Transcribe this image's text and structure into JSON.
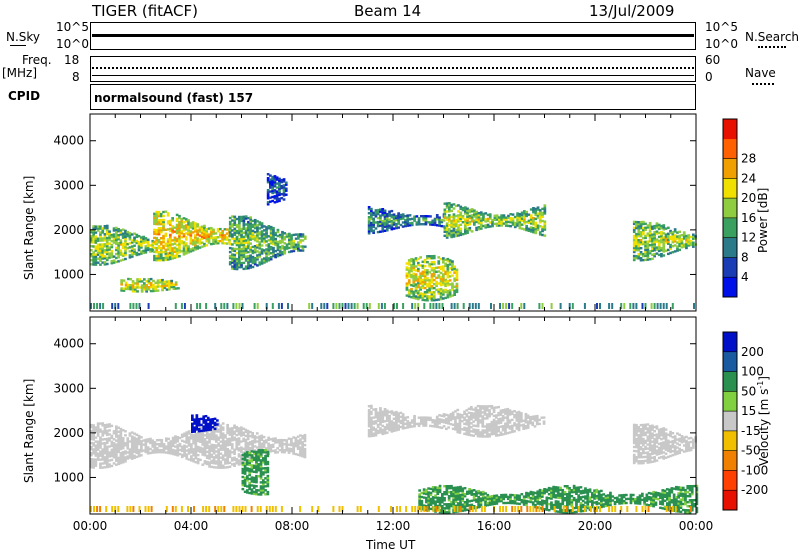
{
  "header": {
    "radar": "TIGER (fitACF)",
    "beam": "Beam 14",
    "date": "13/Jul/2009"
  },
  "status_panels": {
    "nsky_label": "N.Sky",
    "nsky_top": "10^5",
    "nsky_bottom": "10^0",
    "nsearch_label": "N.Search",
    "nsearch_top": "10^5",
    "nsearch_bottom": "10^0",
    "freq_label": "Freq.",
    "freq_unit": "[MHz]",
    "freq_top": "18",
    "freq_bottom": "8",
    "nave_label": "Nave",
    "nave_top": "60",
    "nave_bottom": "0",
    "cpid_label": "CPID",
    "cpid_text": "normalsound (fast) 157"
  },
  "chart_data": [
    {
      "type": "heatmap",
      "quantity": "Power",
      "ylabel": "Slant Range [km]",
      "ylim": [
        180,
        4600
      ],
      "yticks": [
        1000,
        2000,
        3000,
        4000
      ],
      "xlim": [
        0,
        24
      ],
      "colorbar": {
        "label": "Power [dB]",
        "range": [
          0,
          32
        ],
        "ticks": [
          "4",
          "8",
          "12",
          "16",
          "20",
          "24",
          "28"
        ],
        "colors": [
          "#0010e8",
          "#1a3cb4",
          "#2a7a8a",
          "#3aa060",
          "#90cc40",
          "#f0e000",
          "#f0a000",
          "#ff6000",
          "#e81000"
        ]
      },
      "echo_regions": [
        {
          "t0": 0.0,
          "t1": 2.5,
          "r0": 1200,
          "r1": 2100,
          "level": 18
        },
        {
          "t0": 2.5,
          "t1": 5.5,
          "r0": 1300,
          "r1": 2400,
          "level": 22
        },
        {
          "t0": 5.5,
          "t1": 8.5,
          "r0": 1100,
          "r1": 2300,
          "level": 16
        },
        {
          "t0": 1.2,
          "t1": 3.5,
          "r0": 600,
          "r1": 900,
          "level": 20
        },
        {
          "t0": 7.0,
          "t1": 7.8,
          "r0": 2500,
          "r1": 3300,
          "level": 8
        },
        {
          "t0": 11.0,
          "t1": 14.0,
          "r0": 1900,
          "r1": 2500,
          "level": 12
        },
        {
          "t0": 14.0,
          "t1": 18.0,
          "r0": 1800,
          "r1": 2600,
          "level": 18
        },
        {
          "t0": 12.5,
          "t1": 14.5,
          "r0": 400,
          "r1": 1400,
          "level": 20
        },
        {
          "t0": 21.5,
          "t1": 24.0,
          "r0": 1300,
          "r1": 2200,
          "level": 18
        }
      ]
    },
    {
      "type": "heatmap",
      "quantity": "Velocity",
      "ylabel": "Slant Range [km]",
      "xlabel": "Time UT",
      "ylim": [
        180,
        4600
      ],
      "yticks": [
        1000,
        2000,
        3000,
        4000
      ],
      "xlim": [
        0,
        24
      ],
      "xticks": [
        "00:00",
        "04:00",
        "08:00",
        "12:00",
        "16:00",
        "20:00",
        "00:00"
      ],
      "colorbar": {
        "label": "Velocity [m s",
        "label_exponent": "-1",
        "label_end": "]",
        "ticks": [
          "200",
          "100",
          "50",
          "15",
          "-15",
          "-50",
          "-100",
          "-200"
        ],
        "colors": [
          "#0010c8",
          "#1a5aa0",
          "#2a9050",
          "#80d040",
          "#c8c8c8",
          "#f0c000",
          "#f08000",
          "#ff4000",
          "#e81000"
        ]
      },
      "echo_regions": [
        {
          "t0": 0.0,
          "t1": 8.5,
          "r0": 1200,
          "r1": 2200,
          "level": 0
        },
        {
          "t0": 4.0,
          "t1": 5.0,
          "r0": 2000,
          "r1": 2400,
          "level": 180
        },
        {
          "t0": 6.0,
          "t1": 7.0,
          "r0": 600,
          "r1": 1600,
          "level": 40
        },
        {
          "t0": 11.0,
          "t1": 18.0,
          "r0": 1900,
          "r1": 2600,
          "level": 0
        },
        {
          "t0": 13.0,
          "t1": 24.0,
          "r0": 200,
          "r1": 800,
          "level": 40
        },
        {
          "t0": 21.5,
          "t1": 24.0,
          "r0": 1300,
          "r1": 2200,
          "level": 0
        }
      ]
    }
  ]
}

------------------------------------

Task details :: Copy the material shown above in full and exactly. Skip the pictures.

Solution ::
Transcribe this image's text and structure into JSON.
{
  "header": {
    "radar": "TIGER (fitACF)",
    "beam": "Beam 14",
    "date": "13/Jul/2009"
  },
  "status_panels": {
    "nsky_label": "N.Sky",
    "nsky_top": "10^5",
    "nsky_bottom": "10^0",
    "nsearch_label": "N.Search",
    "nsearch_top": "10^5",
    "nsearch_bottom": "10^0",
    "freq_label": "Freq.",
    "freq_unit": "[MHz]",
    "freq_top": "18",
    "freq_bottom": "8",
    "nave_label": "Nave",
    "nave_top": "60",
    "nave_bottom": "0",
    "cpid_label": "CPID",
    "cpid_text": "normalsound (fast) 157"
  },
  "chart_data": [
    {
      "type": "heatmap",
      "quantity": "Power",
      "ylabel": "Slant Range [km]",
      "ylim": [
        180,
        4600
      ],
      "yticks": [
        1000,
        2000,
        3000,
        4000
      ],
      "xlim": [
        0,
        24
      ],
      "colorbar": {
        "label": "Power [dB]",
        "range": [
          0,
          32
        ],
        "ticks": [
          "4",
          "8",
          "12",
          "16",
          "20",
          "24",
          "28"
        ],
        "colors": [
          "#0010e8",
          "#1a3cb4",
          "#2a7a8a",
          "#3aa060",
          "#90cc40",
          "#f0e000",
          "#f0a000",
          "#ff6000",
          "#e81000"
        ]
      },
      "echo_regions": [
        {
          "t0": 0.0,
          "t1": 2.5,
          "r0": 1200,
          "r1": 2100,
          "level": 18
        },
        {
          "t0": 2.5,
          "t1": 5.5,
          "r0": 1300,
          "r1": 2400,
          "level": 22
        },
        {
          "t0": 5.5,
          "t1": 8.5,
          "r0": 1100,
          "r1": 2300,
          "level": 16
        },
        {
          "t0": 1.2,
          "t1": 3.5,
          "r0": 600,
          "r1": 900,
          "level": 20
        },
        {
          "t0": 7.0,
          "t1": 7.8,
          "r0": 2500,
          "r1": 3300,
          "level": 8
        },
        {
          "t0": 11.0,
          "t1": 14.0,
          "r0": 1900,
          "r1": 2500,
          "level": 12
        },
        {
          "t0": 14.0,
          "t1": 18.0,
          "r0": 1800,
          "r1": 2600,
          "level": 18
        },
        {
          "t0": 12.5,
          "t1": 14.5,
          "r0": 400,
          "r1": 1400,
          "level": 20
        },
        {
          "t0": 21.5,
          "t1": 24.0,
          "r0": 1300,
          "r1": 2200,
          "level": 18
        }
      ]
    },
    {
      "type": "heatmap",
      "quantity": "Velocity",
      "ylabel": "Slant Range [km]",
      "xlabel": "Time UT",
      "ylim": [
        180,
        4600
      ],
      "yticks": [
        1000,
        2000,
        3000,
        4000
      ],
      "xlim": [
        0,
        24
      ],
      "xticks": [
        "00:00",
        "04:00",
        "08:00",
        "12:00",
        "16:00",
        "20:00",
        "00:00"
      ],
      "colorbar": {
        "label": "Velocity [m s",
        "label_exponent": "-1",
        "label_end": "]",
        "ticks": [
          "200",
          "100",
          "50",
          "15",
          "-15",
          "-50",
          "-100",
          "-200"
        ],
        "colors": [
          "#0010c8",
          "#1a5aa0",
          "#2a9050",
          "#80d040",
          "#c8c8c8",
          "#f0c000",
          "#f08000",
          "#ff4000",
          "#e81000"
        ]
      },
      "echo_regions": [
        {
          "t0": 0.0,
          "t1": 8.5,
          "r0": 1200,
          "r1": 2200,
          "level": 0
        },
        {
          "t0": 4.0,
          "t1": 5.0,
          "r0": 2000,
          "r1": 2400,
          "level": 180
        },
        {
          "t0": 6.0,
          "t1": 7.0,
          "r0": 600,
          "r1": 1600,
          "level": 40
        },
        {
          "t0": 11.0,
          "t1": 18.0,
          "r0": 1900,
          "r1": 2600,
          "level": 0
        },
        {
          "t0": 13.0,
          "t1": 24.0,
          "r0": 200,
          "r1": 800,
          "level": 40
        },
        {
          "t0": 21.5,
          "t1": 24.0,
          "r0": 1300,
          "r1": 2200,
          "level": 0
        }
      ]
    }
  ]
}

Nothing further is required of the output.